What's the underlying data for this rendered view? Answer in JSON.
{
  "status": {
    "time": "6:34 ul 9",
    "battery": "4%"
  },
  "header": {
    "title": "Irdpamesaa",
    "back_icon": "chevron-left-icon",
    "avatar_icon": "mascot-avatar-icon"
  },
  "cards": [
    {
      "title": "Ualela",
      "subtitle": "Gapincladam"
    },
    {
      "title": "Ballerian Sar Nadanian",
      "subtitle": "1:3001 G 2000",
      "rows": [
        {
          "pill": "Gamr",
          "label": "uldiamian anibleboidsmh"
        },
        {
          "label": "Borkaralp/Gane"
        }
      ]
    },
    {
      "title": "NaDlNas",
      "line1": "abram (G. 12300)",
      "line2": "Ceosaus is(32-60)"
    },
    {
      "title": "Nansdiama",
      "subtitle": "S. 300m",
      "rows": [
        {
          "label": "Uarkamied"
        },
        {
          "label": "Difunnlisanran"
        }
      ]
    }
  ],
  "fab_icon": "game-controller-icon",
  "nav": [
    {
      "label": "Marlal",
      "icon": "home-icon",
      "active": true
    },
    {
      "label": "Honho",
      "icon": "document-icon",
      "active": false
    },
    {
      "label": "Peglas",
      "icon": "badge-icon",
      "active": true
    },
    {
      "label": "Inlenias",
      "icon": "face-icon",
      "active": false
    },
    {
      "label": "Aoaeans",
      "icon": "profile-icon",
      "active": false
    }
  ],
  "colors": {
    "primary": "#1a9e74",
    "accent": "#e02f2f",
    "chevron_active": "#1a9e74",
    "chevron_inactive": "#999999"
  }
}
# # #
* **Goal of the exercise**:
Take the lines above and retype all of them exactly.

* **Output**:
What's the underlying data for this rendered view? Answer in JSON.
{
  "status": {
    "time": "6:34 ul 9",
    "battery": "4%"
  },
  "header": {
    "title": "Irdpamesaa",
    "back_icon": "chevron-left-icon",
    "avatar_icon": "mascot-avatar-icon"
  },
  "cards": [
    {
      "title": "Ualela",
      "subtitle": "Gapincladam"
    },
    {
      "title": "Ballerian Sar Nadanian",
      "subtitle": "1:3001 G 2000",
      "rows": [
        {
          "pill": "Gamr",
          "label": "uldiamian anibleboidsmh"
        },
        {
          "label": "Borkaralp/Gane"
        }
      ]
    },
    {
      "title": "NaDlNas",
      "line1": "abram (G. 12300)",
      "line2": "Ceosaus is(32-60)"
    },
    {
      "title": "Nansdiama",
      "subtitle": "S. 300m",
      "rows": [
        {
          "label": "Uarkamied"
        },
        {
          "label": "Difunnlisanran"
        }
      ]
    }
  ],
  "fab_icon": "game-controller-icon",
  "nav": [
    {
      "label": "Marlal",
      "icon": "home-icon",
      "active": true
    },
    {
      "label": "Honho",
      "icon": "document-icon",
      "active": false
    },
    {
      "label": "Peglas",
      "icon": "badge-icon",
      "active": true
    },
    {
      "label": "Inlenias",
      "icon": "face-icon",
      "active": false
    },
    {
      "label": "Aoaeans",
      "icon": "profile-icon",
      "active": false
    }
  ],
  "colors": {
    "primary": "#1a9e74",
    "accent": "#e02f2f",
    "chevron_active": "#1a9e74",
    "chevron_inactive": "#999999"
  }
}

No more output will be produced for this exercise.